Extract exactly the range of lines bounded by the line containing "Convert this document image to plain text." and the final line of the listing, both ends included, and no other lines.

_____

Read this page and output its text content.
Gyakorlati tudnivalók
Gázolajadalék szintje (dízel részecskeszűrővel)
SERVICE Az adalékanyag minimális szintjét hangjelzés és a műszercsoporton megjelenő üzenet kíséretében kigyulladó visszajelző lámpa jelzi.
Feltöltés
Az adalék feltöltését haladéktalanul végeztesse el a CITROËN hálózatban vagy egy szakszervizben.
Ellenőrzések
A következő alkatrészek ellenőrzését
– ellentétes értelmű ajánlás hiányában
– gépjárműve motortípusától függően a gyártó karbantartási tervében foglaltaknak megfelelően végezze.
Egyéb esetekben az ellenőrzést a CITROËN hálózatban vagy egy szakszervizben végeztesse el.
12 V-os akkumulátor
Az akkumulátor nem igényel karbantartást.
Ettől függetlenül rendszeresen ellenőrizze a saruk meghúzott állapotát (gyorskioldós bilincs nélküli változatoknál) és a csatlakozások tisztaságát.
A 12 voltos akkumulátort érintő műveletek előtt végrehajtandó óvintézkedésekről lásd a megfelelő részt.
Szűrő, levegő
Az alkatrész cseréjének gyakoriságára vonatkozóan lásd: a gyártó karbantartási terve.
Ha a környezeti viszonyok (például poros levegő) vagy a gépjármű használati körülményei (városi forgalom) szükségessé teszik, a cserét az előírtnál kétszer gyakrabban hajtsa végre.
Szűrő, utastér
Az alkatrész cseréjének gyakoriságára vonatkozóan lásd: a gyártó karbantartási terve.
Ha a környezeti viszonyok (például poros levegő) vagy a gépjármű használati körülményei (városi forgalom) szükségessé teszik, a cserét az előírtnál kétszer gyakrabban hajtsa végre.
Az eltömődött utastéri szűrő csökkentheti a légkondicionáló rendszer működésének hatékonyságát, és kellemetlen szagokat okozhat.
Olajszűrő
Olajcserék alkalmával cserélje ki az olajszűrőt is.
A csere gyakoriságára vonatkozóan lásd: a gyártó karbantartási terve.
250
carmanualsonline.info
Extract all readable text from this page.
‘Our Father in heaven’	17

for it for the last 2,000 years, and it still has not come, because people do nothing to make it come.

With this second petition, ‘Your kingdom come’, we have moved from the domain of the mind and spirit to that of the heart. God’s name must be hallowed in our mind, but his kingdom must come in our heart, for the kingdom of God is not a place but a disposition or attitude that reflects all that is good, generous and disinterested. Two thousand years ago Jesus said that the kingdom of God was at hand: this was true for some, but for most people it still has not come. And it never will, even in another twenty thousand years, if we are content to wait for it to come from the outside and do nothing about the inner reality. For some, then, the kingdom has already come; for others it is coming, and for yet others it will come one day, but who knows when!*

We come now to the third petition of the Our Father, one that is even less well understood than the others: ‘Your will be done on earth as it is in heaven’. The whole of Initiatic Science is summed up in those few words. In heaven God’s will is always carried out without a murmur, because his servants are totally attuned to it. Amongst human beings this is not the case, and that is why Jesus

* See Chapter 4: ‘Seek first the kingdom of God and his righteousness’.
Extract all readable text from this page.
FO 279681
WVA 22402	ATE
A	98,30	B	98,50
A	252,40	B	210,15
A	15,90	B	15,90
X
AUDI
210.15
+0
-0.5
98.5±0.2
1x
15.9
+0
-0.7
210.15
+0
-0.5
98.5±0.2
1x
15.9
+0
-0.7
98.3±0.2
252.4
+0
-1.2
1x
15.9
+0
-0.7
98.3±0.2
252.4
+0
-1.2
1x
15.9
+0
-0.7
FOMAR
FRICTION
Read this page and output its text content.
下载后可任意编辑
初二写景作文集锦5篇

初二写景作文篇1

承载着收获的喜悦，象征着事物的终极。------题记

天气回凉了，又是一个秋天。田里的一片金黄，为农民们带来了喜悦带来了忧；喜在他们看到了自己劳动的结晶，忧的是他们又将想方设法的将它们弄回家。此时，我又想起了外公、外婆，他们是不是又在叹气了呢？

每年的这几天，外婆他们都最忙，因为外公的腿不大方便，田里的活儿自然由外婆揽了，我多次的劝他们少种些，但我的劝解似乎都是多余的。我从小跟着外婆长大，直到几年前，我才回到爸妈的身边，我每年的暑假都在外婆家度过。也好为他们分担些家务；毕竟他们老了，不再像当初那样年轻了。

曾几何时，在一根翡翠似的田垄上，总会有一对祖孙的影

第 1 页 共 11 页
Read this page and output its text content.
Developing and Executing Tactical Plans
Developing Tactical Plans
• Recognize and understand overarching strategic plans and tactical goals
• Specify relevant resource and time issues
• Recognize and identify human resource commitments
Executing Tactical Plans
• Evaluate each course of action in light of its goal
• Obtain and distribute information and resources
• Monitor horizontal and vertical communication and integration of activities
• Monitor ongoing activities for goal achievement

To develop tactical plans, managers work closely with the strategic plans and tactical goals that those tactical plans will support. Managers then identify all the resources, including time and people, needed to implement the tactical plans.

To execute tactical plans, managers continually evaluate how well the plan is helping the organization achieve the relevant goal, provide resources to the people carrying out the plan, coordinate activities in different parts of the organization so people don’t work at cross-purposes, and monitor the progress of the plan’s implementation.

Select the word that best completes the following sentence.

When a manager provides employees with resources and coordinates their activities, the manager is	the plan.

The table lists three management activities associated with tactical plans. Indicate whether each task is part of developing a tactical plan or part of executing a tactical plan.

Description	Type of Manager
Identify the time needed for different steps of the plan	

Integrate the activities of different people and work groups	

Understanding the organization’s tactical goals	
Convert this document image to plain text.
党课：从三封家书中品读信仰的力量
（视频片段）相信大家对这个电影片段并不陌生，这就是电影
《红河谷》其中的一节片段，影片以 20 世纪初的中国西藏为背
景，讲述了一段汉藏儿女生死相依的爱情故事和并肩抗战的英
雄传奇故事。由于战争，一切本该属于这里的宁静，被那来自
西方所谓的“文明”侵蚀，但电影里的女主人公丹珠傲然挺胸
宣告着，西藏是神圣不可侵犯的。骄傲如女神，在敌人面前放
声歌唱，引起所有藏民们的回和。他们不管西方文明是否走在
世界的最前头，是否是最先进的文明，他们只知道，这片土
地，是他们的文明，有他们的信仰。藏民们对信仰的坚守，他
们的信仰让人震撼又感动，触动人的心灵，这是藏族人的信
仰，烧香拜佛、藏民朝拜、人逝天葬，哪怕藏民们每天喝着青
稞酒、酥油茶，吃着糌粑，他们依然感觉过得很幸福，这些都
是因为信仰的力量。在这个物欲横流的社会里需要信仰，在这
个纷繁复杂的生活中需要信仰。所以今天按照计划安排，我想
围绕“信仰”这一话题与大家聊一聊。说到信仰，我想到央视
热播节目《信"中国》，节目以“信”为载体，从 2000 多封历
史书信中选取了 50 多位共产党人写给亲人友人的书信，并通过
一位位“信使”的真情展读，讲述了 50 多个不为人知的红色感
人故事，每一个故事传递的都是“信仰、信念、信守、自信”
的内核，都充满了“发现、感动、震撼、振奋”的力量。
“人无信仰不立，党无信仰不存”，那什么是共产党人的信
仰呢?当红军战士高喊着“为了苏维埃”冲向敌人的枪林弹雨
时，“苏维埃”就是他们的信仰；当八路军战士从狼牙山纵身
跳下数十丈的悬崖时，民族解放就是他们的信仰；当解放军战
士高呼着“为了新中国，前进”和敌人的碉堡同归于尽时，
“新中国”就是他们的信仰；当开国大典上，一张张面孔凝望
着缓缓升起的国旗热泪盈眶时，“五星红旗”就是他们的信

_____

#### Task response
Convert this document image to plain text.
党课：从三封家书中品读信仰的力量
（视频片段）相信大家对这个电影片段并不陌生，这就是电影
《红河谷》其中的一节片段，影片以 20 世纪初的中国西藏为背
景，讲述了一段汉藏儿女生死相依的爱情故事和并肩抗战的英
雄传奇故事。由于战争，一切本该属于这里的宁静，被那来自
西方所谓的“文明”侵蚀，但电影里的女主人公丹珠傲然挺胸
宣告着，西藏是神圣不可侵犯的。骄傲如女神，在敌人面前放
声歌唱，引起所有藏民们的回和。他们不管西方文明是否走在
世界的最前头，是否是最先进的文明，他们只知道，这片土
地，是他们的文明，有他们的信仰。藏民们对信仰的坚守，他
们的信仰让人震撼又感动，触动人的心灵，这是藏族人的信
仰，烧香拜佛、藏民朝拜、人逝天葬，哪怕藏民们每天喝着青
稞酒、酥油茶，吃着糌粑，他们依然感觉过得很幸福，这些都
是因为信仰的力量。在这个物欲横流的社会里需要信仰，在这
个纷繁复杂的生活中需要信仰。所以今天按照计划安排，我想
围绕“信仰”这一话题与大家聊一聊。说到信仰，我想到央视
热播节目《信"中国》，节目以“信”为载体，从 2000 多封历
史书信中选取了 50 多位共产党人写给亲人友人的书信，并通过
一位位“信使”的真情展读，讲述了 50 多个不为人知的红色感
人故事，每一个故事传递的都是“信仰、信念、信守、自信”
的内核，都充满了“发现、感动、震撼、振奋”的力量。
“人无信仰不立，党无信仰不存”，那什么是共产党人的信
仰呢?当红军战士高喊着“为了苏维埃”冲向敌人的枪林弹雨
时，“苏维埃”就是他们的信仰；当八路军战士从狼牙山纵身
跳下数十丈的悬崖时，民族解放就是他们的信仰；当解放军战
士高呼着“为了新中国，前进”和敌人的碉堡同归于尽时，
“新中国”就是他们的信仰；当开国大典上，一张张面孔凝望
着缓缓升起的国旗热泪盈眶时，“五星红旗”就是他们的信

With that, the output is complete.